[Begin RECORDS FOR THIS TASK]

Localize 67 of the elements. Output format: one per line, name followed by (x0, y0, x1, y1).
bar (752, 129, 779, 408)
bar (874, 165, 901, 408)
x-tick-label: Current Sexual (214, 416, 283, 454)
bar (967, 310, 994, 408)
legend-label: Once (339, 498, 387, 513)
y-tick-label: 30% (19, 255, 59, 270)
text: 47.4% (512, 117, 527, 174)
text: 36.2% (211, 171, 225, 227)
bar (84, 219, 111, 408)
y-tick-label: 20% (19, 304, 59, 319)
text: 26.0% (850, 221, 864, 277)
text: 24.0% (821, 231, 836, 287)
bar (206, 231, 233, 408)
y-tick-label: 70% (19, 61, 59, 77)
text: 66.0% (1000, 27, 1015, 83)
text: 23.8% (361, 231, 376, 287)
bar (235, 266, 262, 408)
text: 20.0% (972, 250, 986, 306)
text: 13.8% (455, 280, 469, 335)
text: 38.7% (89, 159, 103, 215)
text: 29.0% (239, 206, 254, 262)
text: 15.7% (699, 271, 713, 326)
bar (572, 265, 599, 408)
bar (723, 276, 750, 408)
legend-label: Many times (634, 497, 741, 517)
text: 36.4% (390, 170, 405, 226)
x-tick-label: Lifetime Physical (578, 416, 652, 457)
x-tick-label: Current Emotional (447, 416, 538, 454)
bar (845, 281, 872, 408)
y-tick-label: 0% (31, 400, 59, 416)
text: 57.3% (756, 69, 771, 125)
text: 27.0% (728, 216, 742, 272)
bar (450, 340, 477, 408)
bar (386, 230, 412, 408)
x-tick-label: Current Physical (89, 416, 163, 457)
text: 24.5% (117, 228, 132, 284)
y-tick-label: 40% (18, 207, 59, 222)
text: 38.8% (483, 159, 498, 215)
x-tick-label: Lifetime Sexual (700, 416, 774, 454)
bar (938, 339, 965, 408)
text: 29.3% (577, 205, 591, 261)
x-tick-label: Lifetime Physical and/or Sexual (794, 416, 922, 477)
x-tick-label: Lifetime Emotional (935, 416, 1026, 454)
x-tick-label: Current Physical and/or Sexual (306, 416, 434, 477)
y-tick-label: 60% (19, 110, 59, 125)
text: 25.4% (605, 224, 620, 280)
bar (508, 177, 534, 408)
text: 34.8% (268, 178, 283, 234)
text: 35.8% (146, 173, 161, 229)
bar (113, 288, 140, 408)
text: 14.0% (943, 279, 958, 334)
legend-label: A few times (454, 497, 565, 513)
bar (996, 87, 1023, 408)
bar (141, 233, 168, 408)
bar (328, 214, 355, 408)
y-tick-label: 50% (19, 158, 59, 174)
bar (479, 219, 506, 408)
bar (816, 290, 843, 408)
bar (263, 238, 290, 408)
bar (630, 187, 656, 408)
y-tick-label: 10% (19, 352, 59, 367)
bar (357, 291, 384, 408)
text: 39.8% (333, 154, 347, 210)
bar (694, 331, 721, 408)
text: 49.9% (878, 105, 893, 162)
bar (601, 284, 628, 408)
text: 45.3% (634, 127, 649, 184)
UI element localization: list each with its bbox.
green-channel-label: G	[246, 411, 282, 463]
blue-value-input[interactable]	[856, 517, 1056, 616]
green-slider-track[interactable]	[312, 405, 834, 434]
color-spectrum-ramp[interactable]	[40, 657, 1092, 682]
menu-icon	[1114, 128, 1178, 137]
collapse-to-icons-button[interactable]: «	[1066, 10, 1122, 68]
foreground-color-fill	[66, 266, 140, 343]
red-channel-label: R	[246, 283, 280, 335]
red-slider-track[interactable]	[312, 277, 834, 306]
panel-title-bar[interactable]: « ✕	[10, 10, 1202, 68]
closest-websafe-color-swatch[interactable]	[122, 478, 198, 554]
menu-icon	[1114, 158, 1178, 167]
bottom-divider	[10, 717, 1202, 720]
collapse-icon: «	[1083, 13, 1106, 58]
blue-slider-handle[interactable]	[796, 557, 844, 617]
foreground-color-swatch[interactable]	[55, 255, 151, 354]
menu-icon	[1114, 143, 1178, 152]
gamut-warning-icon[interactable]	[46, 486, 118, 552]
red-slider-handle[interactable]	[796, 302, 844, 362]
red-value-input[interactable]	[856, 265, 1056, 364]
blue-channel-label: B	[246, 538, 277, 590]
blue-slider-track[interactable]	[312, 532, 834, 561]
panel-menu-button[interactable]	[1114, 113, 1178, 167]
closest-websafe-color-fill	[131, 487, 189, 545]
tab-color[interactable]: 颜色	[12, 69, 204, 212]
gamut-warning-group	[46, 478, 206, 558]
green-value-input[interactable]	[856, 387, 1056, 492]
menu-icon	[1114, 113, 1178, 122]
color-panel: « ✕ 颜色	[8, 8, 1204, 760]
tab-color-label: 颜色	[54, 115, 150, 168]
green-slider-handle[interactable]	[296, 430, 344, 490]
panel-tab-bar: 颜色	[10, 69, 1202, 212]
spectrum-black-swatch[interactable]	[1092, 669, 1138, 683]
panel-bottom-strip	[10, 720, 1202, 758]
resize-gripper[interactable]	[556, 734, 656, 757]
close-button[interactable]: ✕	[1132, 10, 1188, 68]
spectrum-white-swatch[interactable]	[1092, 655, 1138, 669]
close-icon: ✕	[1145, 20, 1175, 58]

[End RECORDS FOR THIS TASK]

Locate each line of the records that contains the string "input" and copy those lines. Case matters.

- _RESULT FOR THIS TASK_
blue-value-input[interactable]	[856, 517, 1056, 616]
red-value-input[interactable]	[856, 265, 1056, 364]
green-value-input[interactable]	[856, 387, 1056, 492]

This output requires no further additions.